Your objective
Retype each entry below exactly as it stands.

Stored data

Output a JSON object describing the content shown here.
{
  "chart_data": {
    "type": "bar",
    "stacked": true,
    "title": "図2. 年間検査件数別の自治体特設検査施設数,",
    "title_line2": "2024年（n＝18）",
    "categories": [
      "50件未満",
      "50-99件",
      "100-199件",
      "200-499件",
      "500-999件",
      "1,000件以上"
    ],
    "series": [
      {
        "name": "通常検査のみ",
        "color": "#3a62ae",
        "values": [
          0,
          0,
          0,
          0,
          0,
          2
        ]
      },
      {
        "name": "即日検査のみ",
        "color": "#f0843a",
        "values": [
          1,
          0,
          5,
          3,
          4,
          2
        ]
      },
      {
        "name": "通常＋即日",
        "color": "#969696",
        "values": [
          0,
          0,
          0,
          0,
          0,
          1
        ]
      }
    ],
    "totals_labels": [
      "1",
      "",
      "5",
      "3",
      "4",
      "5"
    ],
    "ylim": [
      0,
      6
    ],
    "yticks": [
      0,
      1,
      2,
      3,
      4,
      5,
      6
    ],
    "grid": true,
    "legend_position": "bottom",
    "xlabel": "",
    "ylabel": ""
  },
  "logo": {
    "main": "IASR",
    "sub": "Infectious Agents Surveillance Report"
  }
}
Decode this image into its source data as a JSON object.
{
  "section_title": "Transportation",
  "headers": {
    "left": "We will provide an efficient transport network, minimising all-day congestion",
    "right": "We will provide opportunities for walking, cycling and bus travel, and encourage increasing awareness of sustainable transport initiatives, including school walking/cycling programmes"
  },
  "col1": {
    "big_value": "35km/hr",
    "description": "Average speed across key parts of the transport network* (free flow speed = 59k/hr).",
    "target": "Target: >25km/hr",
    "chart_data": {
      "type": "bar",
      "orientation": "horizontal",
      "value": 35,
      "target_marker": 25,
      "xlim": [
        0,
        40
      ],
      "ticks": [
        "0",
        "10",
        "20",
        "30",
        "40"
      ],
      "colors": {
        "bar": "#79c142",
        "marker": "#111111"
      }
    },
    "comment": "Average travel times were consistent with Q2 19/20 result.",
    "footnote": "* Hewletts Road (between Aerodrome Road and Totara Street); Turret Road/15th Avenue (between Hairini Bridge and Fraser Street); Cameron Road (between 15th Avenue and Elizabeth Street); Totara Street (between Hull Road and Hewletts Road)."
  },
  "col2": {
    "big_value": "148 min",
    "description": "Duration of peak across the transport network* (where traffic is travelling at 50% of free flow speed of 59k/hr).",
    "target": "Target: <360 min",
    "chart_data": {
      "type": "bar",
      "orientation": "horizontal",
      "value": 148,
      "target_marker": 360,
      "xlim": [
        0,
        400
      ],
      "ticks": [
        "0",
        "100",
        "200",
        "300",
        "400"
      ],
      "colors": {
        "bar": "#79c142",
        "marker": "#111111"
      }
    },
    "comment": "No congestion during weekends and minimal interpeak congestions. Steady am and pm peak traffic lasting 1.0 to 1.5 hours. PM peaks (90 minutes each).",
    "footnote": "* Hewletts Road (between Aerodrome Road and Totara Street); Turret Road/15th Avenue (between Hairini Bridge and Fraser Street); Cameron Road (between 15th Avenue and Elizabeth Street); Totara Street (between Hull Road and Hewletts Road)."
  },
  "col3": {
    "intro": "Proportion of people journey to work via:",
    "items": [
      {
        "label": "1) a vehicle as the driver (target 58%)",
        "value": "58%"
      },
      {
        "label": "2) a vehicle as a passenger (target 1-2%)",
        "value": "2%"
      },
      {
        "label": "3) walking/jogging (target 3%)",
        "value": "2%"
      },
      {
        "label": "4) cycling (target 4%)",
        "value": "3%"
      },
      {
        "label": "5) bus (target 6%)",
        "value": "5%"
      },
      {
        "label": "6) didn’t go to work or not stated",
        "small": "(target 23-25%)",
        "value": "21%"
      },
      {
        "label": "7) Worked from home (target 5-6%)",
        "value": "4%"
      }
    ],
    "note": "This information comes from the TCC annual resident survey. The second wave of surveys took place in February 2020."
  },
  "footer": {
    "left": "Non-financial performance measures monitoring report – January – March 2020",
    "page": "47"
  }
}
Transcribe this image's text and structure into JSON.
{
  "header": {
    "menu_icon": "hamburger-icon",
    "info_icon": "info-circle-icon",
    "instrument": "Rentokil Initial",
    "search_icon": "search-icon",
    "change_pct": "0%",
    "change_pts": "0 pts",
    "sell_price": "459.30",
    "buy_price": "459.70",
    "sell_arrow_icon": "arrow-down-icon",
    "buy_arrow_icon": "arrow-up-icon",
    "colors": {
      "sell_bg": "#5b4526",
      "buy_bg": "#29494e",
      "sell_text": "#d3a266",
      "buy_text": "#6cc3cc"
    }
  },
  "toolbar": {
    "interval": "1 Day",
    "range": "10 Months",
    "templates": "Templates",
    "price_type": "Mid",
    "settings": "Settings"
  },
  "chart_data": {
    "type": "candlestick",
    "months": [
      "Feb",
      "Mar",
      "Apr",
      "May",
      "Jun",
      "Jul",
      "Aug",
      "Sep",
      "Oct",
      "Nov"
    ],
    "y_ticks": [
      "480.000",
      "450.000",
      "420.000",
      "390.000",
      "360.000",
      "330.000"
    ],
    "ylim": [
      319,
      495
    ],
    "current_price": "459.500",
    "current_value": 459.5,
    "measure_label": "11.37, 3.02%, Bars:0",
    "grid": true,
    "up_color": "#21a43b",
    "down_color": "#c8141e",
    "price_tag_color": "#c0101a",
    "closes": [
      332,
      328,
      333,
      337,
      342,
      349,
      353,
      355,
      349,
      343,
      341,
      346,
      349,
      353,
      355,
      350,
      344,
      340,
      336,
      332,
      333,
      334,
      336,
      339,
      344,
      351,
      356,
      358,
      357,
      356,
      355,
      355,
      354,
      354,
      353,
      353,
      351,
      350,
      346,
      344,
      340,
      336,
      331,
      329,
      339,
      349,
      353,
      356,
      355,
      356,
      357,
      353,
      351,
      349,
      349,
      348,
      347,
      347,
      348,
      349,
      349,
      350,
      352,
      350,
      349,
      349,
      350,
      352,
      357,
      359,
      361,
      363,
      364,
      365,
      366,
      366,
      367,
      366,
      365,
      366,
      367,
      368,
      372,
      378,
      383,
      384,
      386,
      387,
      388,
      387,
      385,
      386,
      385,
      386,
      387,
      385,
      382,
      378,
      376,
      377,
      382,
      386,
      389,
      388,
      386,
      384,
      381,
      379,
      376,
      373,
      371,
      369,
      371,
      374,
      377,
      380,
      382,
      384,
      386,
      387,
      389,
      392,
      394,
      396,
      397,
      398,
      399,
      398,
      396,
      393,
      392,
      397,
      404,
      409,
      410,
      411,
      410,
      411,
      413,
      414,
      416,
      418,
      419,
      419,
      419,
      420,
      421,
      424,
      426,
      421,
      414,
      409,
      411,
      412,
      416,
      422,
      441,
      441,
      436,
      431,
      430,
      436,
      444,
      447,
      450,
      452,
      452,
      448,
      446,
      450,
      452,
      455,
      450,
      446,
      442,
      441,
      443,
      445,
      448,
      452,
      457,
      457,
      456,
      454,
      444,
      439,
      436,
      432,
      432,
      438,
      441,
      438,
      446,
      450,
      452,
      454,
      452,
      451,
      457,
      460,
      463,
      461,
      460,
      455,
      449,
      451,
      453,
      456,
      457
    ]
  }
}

Task response
Output a JSON object describing the content shown here.
{
  "chart_data": {
    "type": "bar",
    "stacked": true,
    "title": "図2. 年間検査件数別の自治体特設検査施設数,",
    "title_line2": "2024年（n＝18）",
    "categories": [
      "50件未満",
      "50-99件",
      "100-199件",
      "200-499件",
      "500-999件",
      "1,000件以上"
    ],
    "series": [
      {
        "name": "通常検査のみ",
        "color": "#3a62ae",
        "values": [
          0,
          0,
          0,
          0,
          0,
          2
        ]
      },
      {
        "name": "即日検査のみ",
        "color": "#f0843a",
        "values": [
          1,
          0,
          5,
          3,
          4,
          2
        ]
      },
      {
        "name": "通常＋即日",
        "color": "#969696",
        "values": [
          0,
          0,
          0,
          0,
          0,
          1
        ]
      }
    ],
    "totals_labels": [
      "1",
      "",
      "5",
      "3",
      "4",
      "5"
    ],
    "ylim": [
      0,
      6
    ],
    "yticks": [
      0,
      1,
      2,
      3,
      4,
      5,
      6
    ],
    "grid": true,
    "legend_position": "bottom",
    "xlabel": "",
    "ylabel": ""
  },
  "logo": {
    "main": "IASR",
    "sub": "Infectious Agents Surveillance Report"
  }
}
Decode this image into its source data as a JSON object.
{
  "section_title": "Transportation",
  "headers": {
    "left": "We will provide an efficient transport network, minimising all-day congestion",
    "right": "We will provide opportunities for walking, cycling and bus travel, and encourage increasing awareness of sustainable transport initiatives, including school walking/cycling programmes"
  },
  "col1": {
    "big_value": "35km/hr",
    "description": "Average speed across key parts of the transport network* (free flow speed = 59k/hr).",
    "target": "Target: >25km/hr",
    "chart_data": {
      "type": "bar",
      "orientation": "horizontal",
      "value": 35,
      "target_marker": 25,
      "xlim": [
        0,
        40
      ],
      "ticks": [
        "0",
        "10",
        "20",
        "30",
        "40"
      ],
      "colors": {
        "bar": "#79c142",
        "marker": "#111111"
      }
    },
    "comment": "Average travel times were consistent with Q2 19/20 result.",
    "footnote": "* Hewletts Road (between Aerodrome Road and Totara Street); Turret Road/15th Avenue (between Hairini Bridge and Fraser Street); Cameron Road (between 15th Avenue and Elizabeth Street); Totara Street (between Hull Road and Hewletts Road)."
  },
  "col2": {
    "big_value": "148 min",
    "description": "Duration of peak across the transport network* (where traffic is travelling at 50% of free flow speed of 59k/hr).",
    "target": "Target: <360 min",
    "chart_data": {
      "type": "bar",
      "orientation": "horizontal",
      "value": 148,
      "target_marker": 360,
      "xlim": [
        0,
        400
      ],
      "ticks": [
        "0",
        "100",
        "200",
        "300",
        "400"
      ],
      "colors": {
        "bar": "#79c142",
        "marker": "#111111"
      }
    },
    "comment": "No congestion during weekends and minimal interpeak congestions. Steady am and pm peak traffic lasting 1.0 to 1.5 hours. PM peaks (90 minutes each).",
    "footnote": "* Hewletts Road (between Aerodrome Road and Totara Street); Turret Road/15th Avenue (between Hairini Bridge and Fraser Street); Cameron Road (between 15th Avenue and Elizabeth Street); Totara Street (between Hull Road and Hewletts Road)."
  },
  "col3": {
    "intro": "Proportion of people journey to work via:",
    "items": [
      {
        "label": "1) a vehicle as the driver (target 58%)",
        "value": "58%"
      },
      {
        "label": "2) a vehicle as a passenger (target 1-2%)",
        "value": "2%"
      },
      {
        "label": "3) walking/jogging (target 3%)",
        "value": "2%"
      },
      {
        "label": "4) cycling (target 4%)",
        "value": "3%"
      },
      {
        "label": "5) bus (target 6%)",
        "value": "5%"
      },
      {
        "label": "6) didn’t go to work or not stated",
        "small": "(target 23-25%)",
        "value": "21%"
      },
      {
        "label": "7) Worked from home (target 5-6%)",
        "value": "4%"
      }
    ],
    "note": "This information comes from the TCC annual resident survey. The second wave of surveys took place in February 2020."
  },
  "footer": {
    "left": "Non-financial performance measures monitoring report – January – March 2020",
    "page": "47"
  }
}
Transcribe this image's text and structure into JSON.
{
  "header": {
    "menu_icon": "hamburger-icon",
    "info_icon": "info-circle-icon",
    "instrument": "Rentokil Initial",
    "search_icon": "search-icon",
    "change_pct": "0%",
    "change_pts": "0 pts",
    "sell_price": "459.30",
    "buy_price": "459.70",
    "sell_arrow_icon": "arrow-down-icon",
    "buy_arrow_icon": "arrow-up-icon",
    "colors": {
      "sell_bg": "#5b4526",
      "buy_bg": "#29494e",
      "sell_text": "#d3a266",
      "buy_text": "#6cc3cc"
    }
  },
  "toolbar": {
    "interval": "1 Day",
    "range": "10 Months",
    "templates": "Templates",
    "price_type": "Mid",
    "settings": "Settings"
  },
  "chart_data": {
    "type": "candlestick",
    "months": [
      "Feb",
      "Mar",
      "Apr",
      "May",
      "Jun",
      "Jul",
      "Aug",
      "Sep",
      "Oct",
      "Nov"
    ],
    "y_ticks": [
      "480.000",
      "450.000",
      "420.000",
      "390.000",
      "360.000",
      "330.000"
    ],
    "ylim": [
      319,
      495
    ],
    "current_price": "459.500",
    "current_value": 459.5,
    "measure_label": "11.37, 3.02%, Bars:0",
    "grid": true,
    "up_color": "#21a43b",
    "down_color": "#c8141e",
    "price_tag_color": "#c0101a",
    "closes": [
      332,
      328,
      333,
      337,
      342,
      349,
      353,
      355,
      349,
      343,
      341,
      346,
      349,
      353,
      355,
      350,
      344,
      340,
      336,
      332,
      333,
      334,
      336,
      339,
      344,
      351,
      356,
      358,
      357,
      356,
      355,
      355,
      354,
      354,
      353,
      353,
      351,
      350,
      346,
      344,
      340,
      336,
      331,
      329,
      339,
      349,
      353,
      356,
      355,
      356,
      357,
      353,
      351,
      349,
      349,
      348,
      347,
      347,
      348,
      349,
      349,
      350,
      352,
      350,
      349,
      349,
      350,
      352,
      357,
      359,
      361,
      363,
      364,
      365,
      366,
      366,
      367,
      366,
      365,
      366,
      367,
      368,
      372,
      378,
      383,
      384,
      386,
      387,
      388,
      387,
      385,
      386,
      385,
      386,
      387,
      385,
      382,
      378,
      376,
      377,
      382,
      386,
      389,
      388,
      386,
      384,
      381,
      379,
      376,
      373,
      371,
      369,
      371,
      374,
      377,
      380,
      382,
      384,
      386,
      387,
      389,
      392,
      394,
      396,
      397,
      398,
      399,
      398,
      396,
      393,
      392,
      397,
      404,
      409,
      410,
      411,
      410,
      411,
      413,
      414,
      416,
      418,
      419,
      419,
      419,
      420,
      421,
      424,
      426,
      421,
      414,
      409,
      411,
      412,
      416,
      422,
      441,
      441,
      436,
      431,
      430,
      436,
      444,
      447,
      450,
      452,
      452,
      448,
      446,
      450,
      452,
      455,
      450,
      446,
      442,
      441,
      443,
      445,
      448,
      452,
      457,
      457,
      456,
      454,
      444,
      439,
      436,
      432,
      432,
      438,
      441,
      438,
      446,
      450,
      452,
      454,
      452,
      451,
      457,
      460,
      463,
      461,
      460,
      455,
      449,
      451,
      453,
      456,
      457
    ]
  }
}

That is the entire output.